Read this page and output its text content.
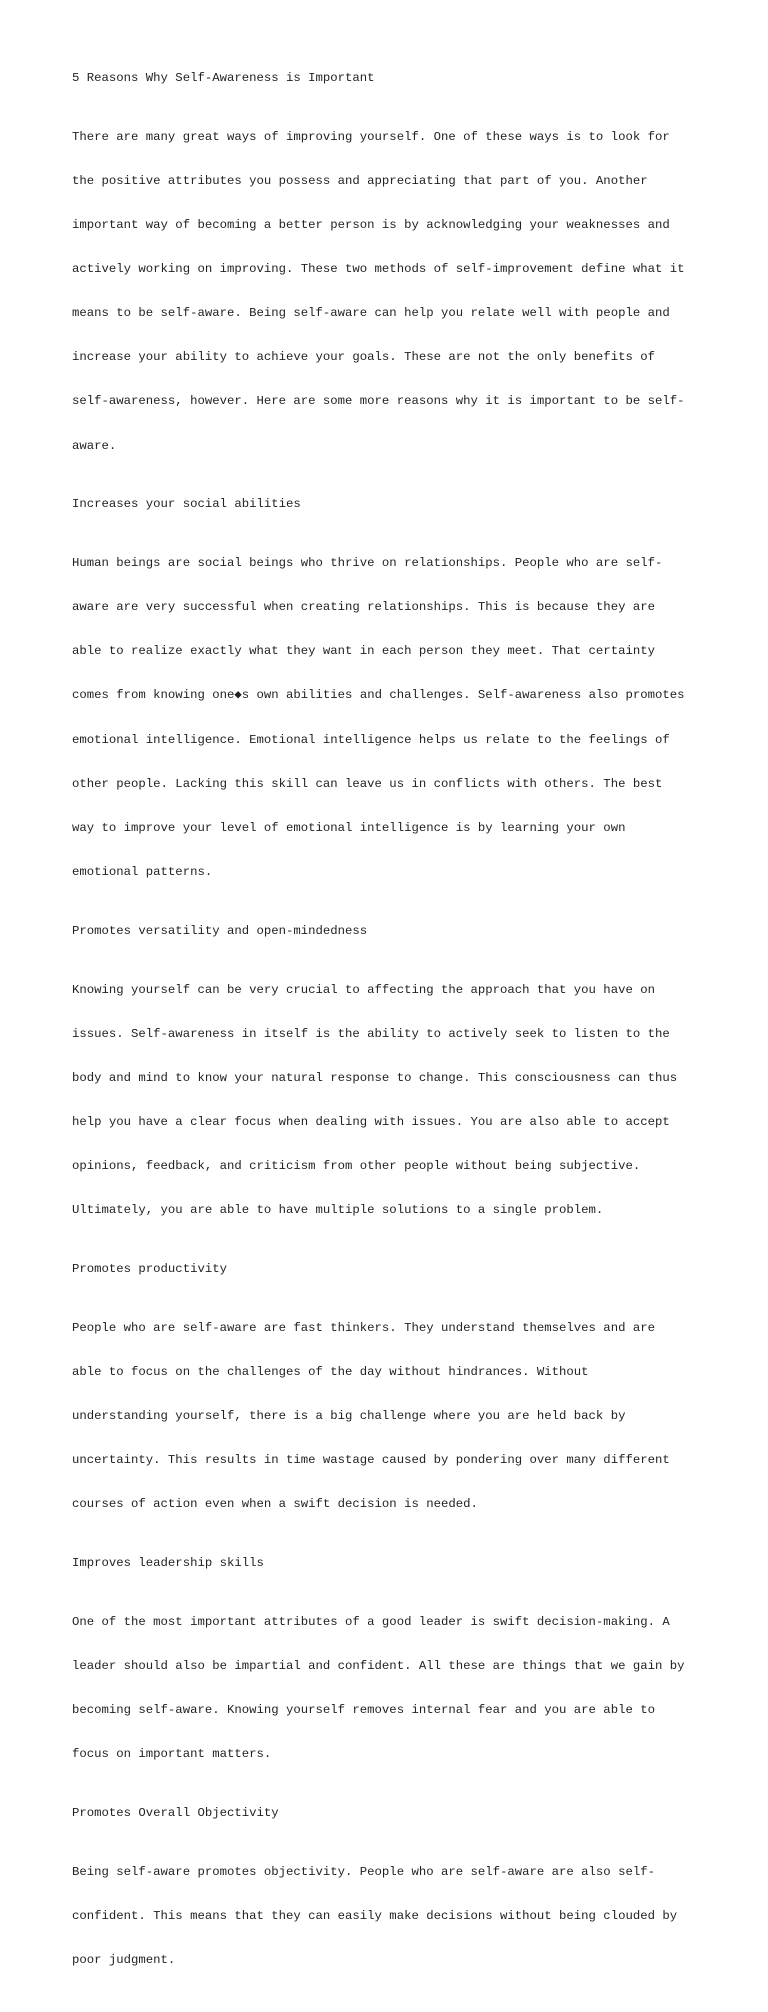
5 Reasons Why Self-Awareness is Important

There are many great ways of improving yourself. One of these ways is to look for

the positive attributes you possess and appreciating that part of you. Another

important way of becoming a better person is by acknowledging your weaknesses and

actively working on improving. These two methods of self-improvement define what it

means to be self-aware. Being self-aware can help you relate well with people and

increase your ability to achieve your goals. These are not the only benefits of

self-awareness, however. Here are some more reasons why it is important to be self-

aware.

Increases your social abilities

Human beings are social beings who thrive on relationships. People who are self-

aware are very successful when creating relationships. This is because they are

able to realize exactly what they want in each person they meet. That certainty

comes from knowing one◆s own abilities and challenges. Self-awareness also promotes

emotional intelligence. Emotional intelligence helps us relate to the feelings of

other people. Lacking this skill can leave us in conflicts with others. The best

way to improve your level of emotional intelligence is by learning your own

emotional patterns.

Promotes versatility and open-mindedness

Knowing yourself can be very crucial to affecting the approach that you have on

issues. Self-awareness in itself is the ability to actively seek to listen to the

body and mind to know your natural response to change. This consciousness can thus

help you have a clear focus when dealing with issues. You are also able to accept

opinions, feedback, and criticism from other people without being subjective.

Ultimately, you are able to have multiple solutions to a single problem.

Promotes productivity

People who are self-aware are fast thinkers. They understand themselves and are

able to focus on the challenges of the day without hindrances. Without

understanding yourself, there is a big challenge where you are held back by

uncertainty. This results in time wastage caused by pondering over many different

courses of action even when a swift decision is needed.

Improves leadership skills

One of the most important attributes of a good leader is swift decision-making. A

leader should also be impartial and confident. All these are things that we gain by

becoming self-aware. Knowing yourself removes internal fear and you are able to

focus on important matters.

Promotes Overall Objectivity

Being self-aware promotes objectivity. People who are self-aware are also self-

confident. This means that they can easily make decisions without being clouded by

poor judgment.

- - - -

Problem
Repeat the preceding records precisely, and leave every picture out of the copy.

Written response
Read this page and output its text content.
5 Reasons Why Self-Awareness is Important

There are many great ways of improving yourself. One of these ways is to look for

the positive attributes you possess and appreciating that part of you. Another

important way of becoming a better person is by acknowledging your weaknesses and

actively working on improving. These two methods of self-improvement define what it

means to be self-aware. Being self-aware can help you relate well with people and

increase your ability to achieve your goals. These are not the only benefits of

self-awareness, however. Here are some more reasons why it is important to be self-

aware.

Increases your social abilities

Human beings are social beings who thrive on relationships. People who are self-

aware are very successful when creating relationships. This is because they are

able to realize exactly what they want in each person they meet. That certainty

comes from knowing one◆s own abilities and challenges. Self-awareness also promotes

emotional intelligence. Emotional intelligence helps us relate to the feelings of

other people. Lacking this skill can leave us in conflicts with others. The best

way to improve your level of emotional intelligence is by learning your own

emotional patterns.

Promotes versatility and open-mindedness

Knowing yourself can be very crucial to affecting the approach that you have on

issues. Self-awareness in itself is the ability to actively seek to listen to the

body and mind to know your natural response to change. This consciousness can thus

help you have a clear focus when dealing with issues. You are also able to accept

opinions, feedback, and criticism from other people without being subjective.

Ultimately, you are able to have multiple solutions to a single problem.

Promotes productivity

People who are self-aware are fast thinkers. They understand themselves and are

able to focus on the challenges of the day without hindrances. Without

understanding yourself, there is a big challenge where you are held back by

uncertainty. This results in time wastage caused by pondering over many different

courses of action even when a swift decision is needed.

Improves leadership skills

One of the most important attributes of a good leader is swift decision-making. A

leader should also be impartial and confident. All these are things that we gain by

becoming self-aware. Knowing yourself removes internal fear and you are able to

focus on important matters.

Promotes Overall Objectivity

Being self-aware promotes objectivity. People who are self-aware are also self-

confident. This means that they can easily make decisions without being clouded by

poor judgment.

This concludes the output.